• _Supplied data_
** start **

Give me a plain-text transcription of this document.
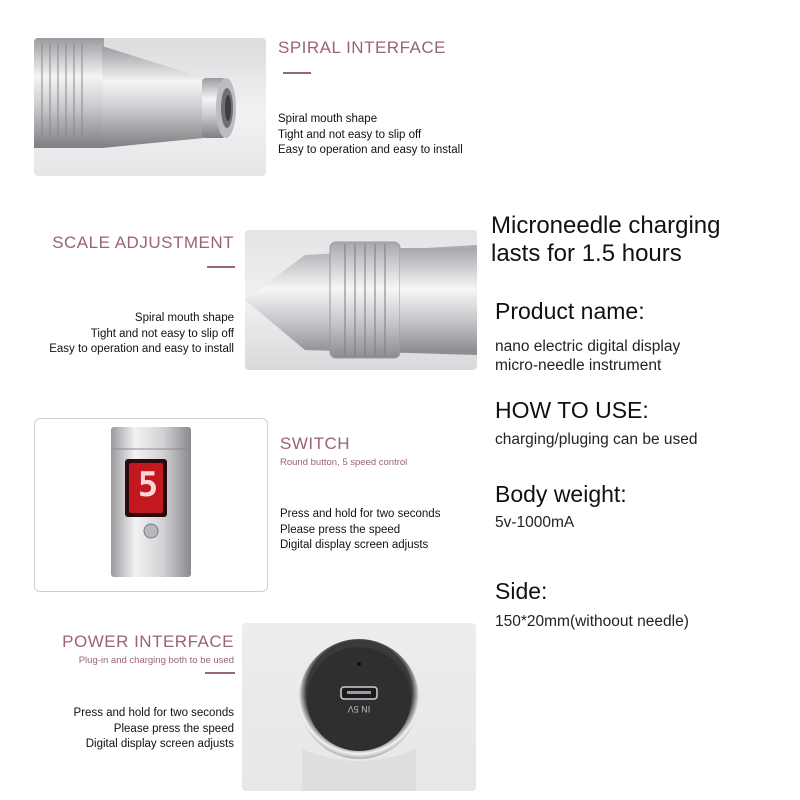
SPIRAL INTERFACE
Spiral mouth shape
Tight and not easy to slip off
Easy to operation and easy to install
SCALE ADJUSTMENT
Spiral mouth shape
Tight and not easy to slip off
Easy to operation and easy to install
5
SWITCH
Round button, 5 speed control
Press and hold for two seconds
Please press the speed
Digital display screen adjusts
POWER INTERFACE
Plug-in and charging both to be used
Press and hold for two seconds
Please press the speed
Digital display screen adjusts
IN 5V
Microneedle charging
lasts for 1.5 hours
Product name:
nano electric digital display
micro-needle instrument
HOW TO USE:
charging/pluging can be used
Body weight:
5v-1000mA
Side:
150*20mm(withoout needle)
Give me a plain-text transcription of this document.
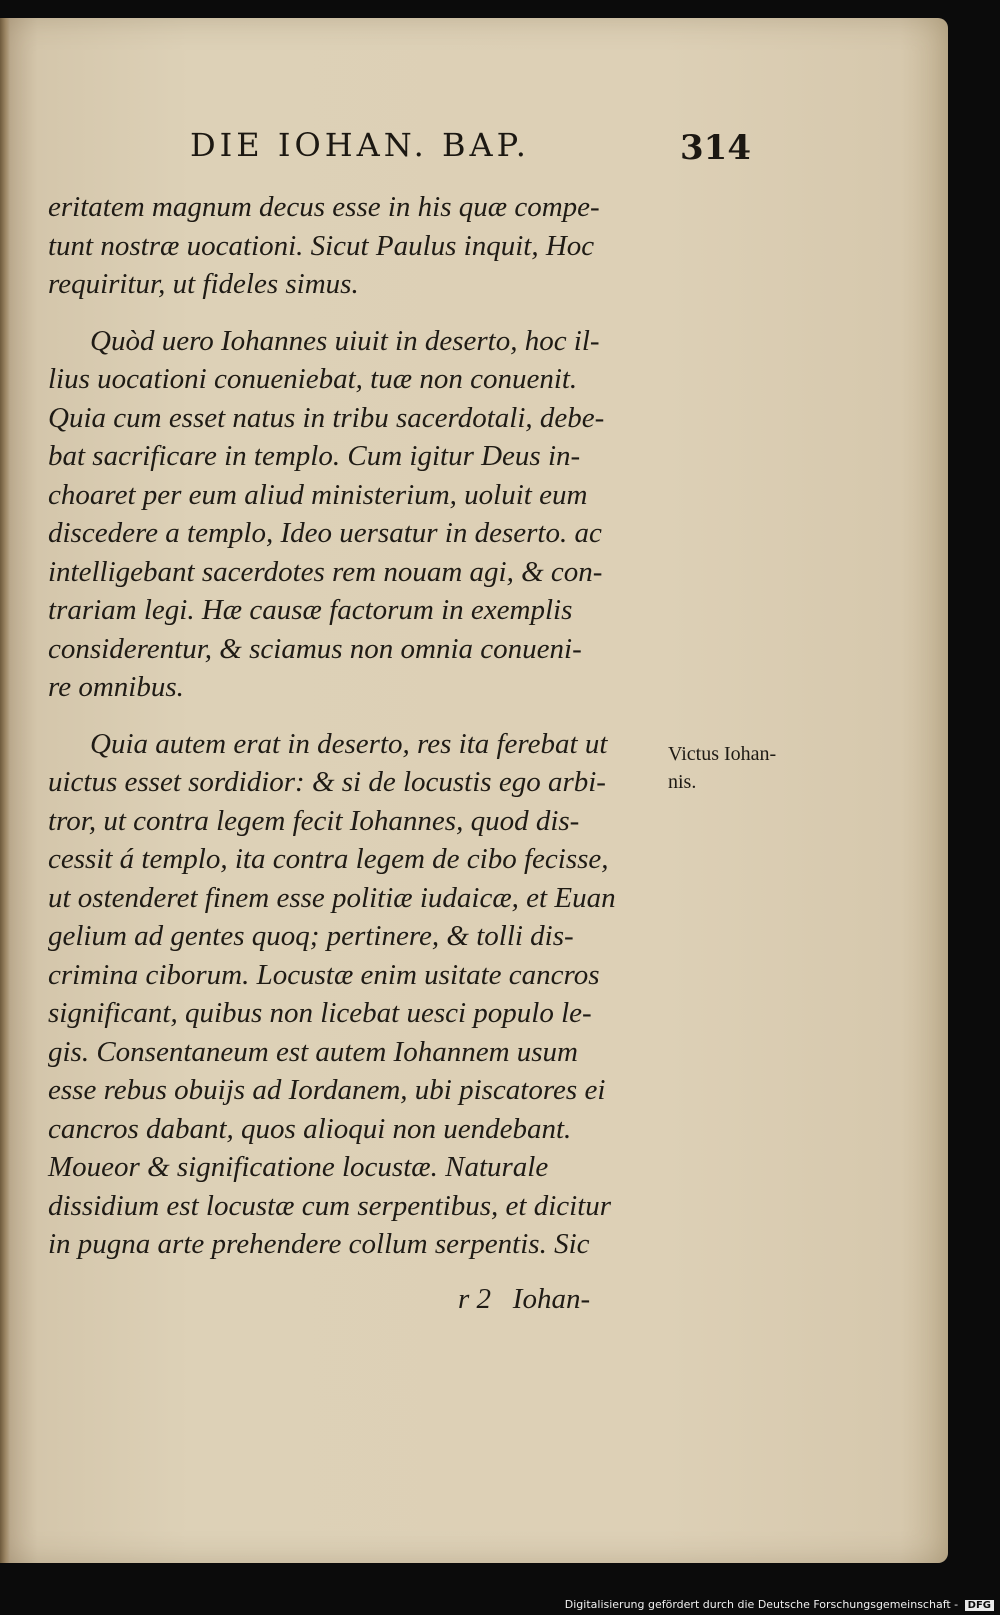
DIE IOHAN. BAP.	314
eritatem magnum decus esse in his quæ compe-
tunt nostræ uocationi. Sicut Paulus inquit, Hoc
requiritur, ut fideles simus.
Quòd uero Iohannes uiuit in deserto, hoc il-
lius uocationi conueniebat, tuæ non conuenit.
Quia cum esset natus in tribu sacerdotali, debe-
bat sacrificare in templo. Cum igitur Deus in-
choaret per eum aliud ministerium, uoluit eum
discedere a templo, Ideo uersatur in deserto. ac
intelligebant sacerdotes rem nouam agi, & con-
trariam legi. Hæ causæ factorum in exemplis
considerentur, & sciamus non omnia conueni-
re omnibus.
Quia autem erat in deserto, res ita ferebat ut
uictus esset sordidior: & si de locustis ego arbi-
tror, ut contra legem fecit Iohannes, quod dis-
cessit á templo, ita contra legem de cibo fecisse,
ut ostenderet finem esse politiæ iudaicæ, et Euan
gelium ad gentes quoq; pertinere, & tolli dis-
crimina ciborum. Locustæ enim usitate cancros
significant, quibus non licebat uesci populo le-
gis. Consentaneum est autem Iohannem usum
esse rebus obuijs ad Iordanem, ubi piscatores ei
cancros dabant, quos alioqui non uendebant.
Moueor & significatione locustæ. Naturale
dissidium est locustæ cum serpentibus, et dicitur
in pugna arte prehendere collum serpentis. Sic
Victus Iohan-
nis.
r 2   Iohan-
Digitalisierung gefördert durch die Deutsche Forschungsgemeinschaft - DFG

** end **
** start **

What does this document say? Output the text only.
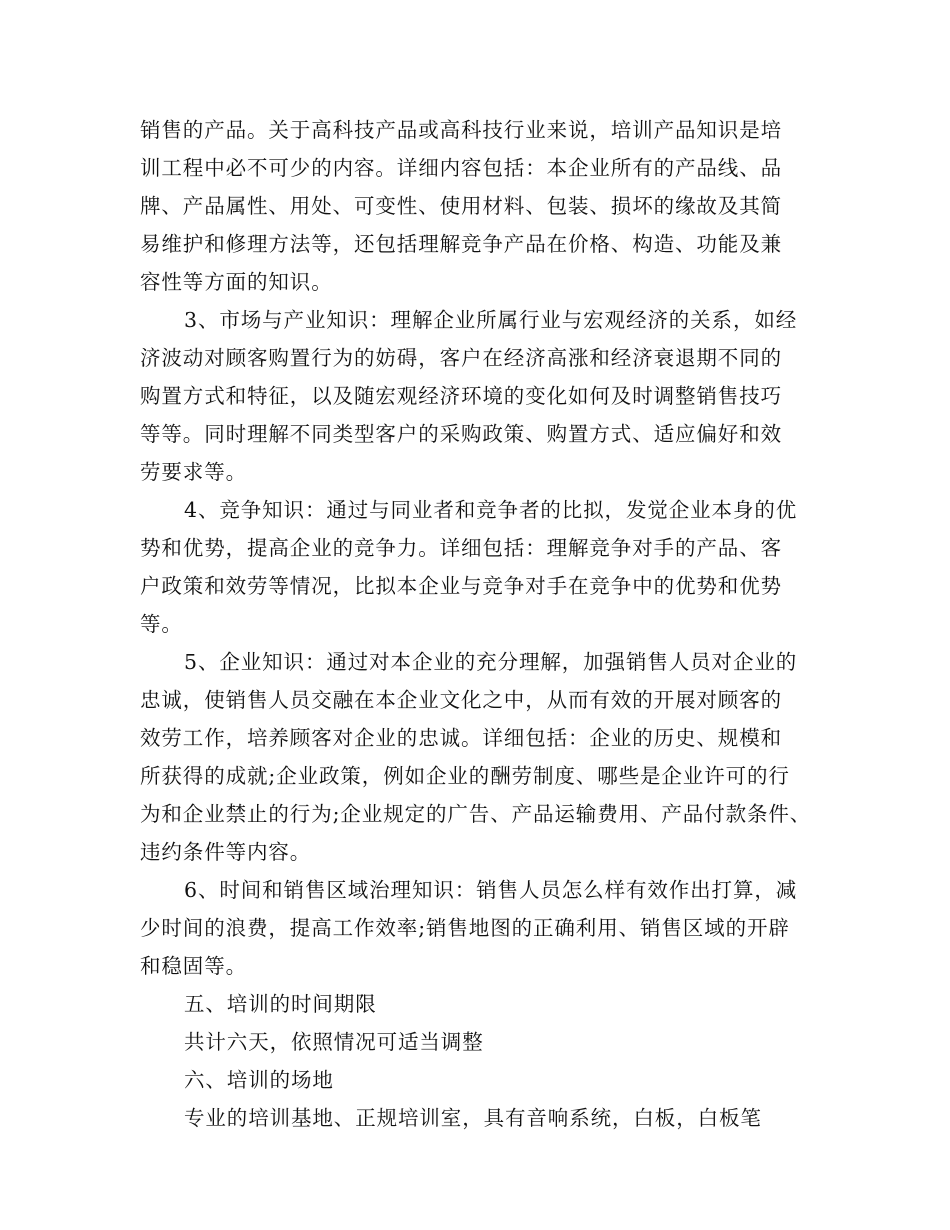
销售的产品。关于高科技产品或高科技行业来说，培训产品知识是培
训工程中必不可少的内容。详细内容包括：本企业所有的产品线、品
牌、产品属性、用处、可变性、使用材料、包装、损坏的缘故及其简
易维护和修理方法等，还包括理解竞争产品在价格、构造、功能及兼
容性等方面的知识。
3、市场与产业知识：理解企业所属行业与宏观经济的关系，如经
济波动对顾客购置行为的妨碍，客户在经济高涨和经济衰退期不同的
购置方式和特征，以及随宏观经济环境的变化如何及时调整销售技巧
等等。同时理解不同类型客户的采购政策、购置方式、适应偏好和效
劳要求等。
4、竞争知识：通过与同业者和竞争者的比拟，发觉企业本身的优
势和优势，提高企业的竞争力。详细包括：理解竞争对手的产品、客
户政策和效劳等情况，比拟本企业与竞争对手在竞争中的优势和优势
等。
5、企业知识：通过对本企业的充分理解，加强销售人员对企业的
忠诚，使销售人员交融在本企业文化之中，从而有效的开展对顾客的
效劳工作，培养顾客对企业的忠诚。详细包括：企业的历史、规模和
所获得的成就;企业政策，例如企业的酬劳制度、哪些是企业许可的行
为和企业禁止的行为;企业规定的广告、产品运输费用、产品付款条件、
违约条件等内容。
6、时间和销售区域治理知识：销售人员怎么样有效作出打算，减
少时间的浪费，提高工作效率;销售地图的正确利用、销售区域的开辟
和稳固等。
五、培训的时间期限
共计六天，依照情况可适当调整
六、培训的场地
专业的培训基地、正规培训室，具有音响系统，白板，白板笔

** end **

Extract from the data every line where "cancros" shows up.

crimina ciborum. Locustæ enim usitate cancros
cancros dabant, quos alioqui non uendebant.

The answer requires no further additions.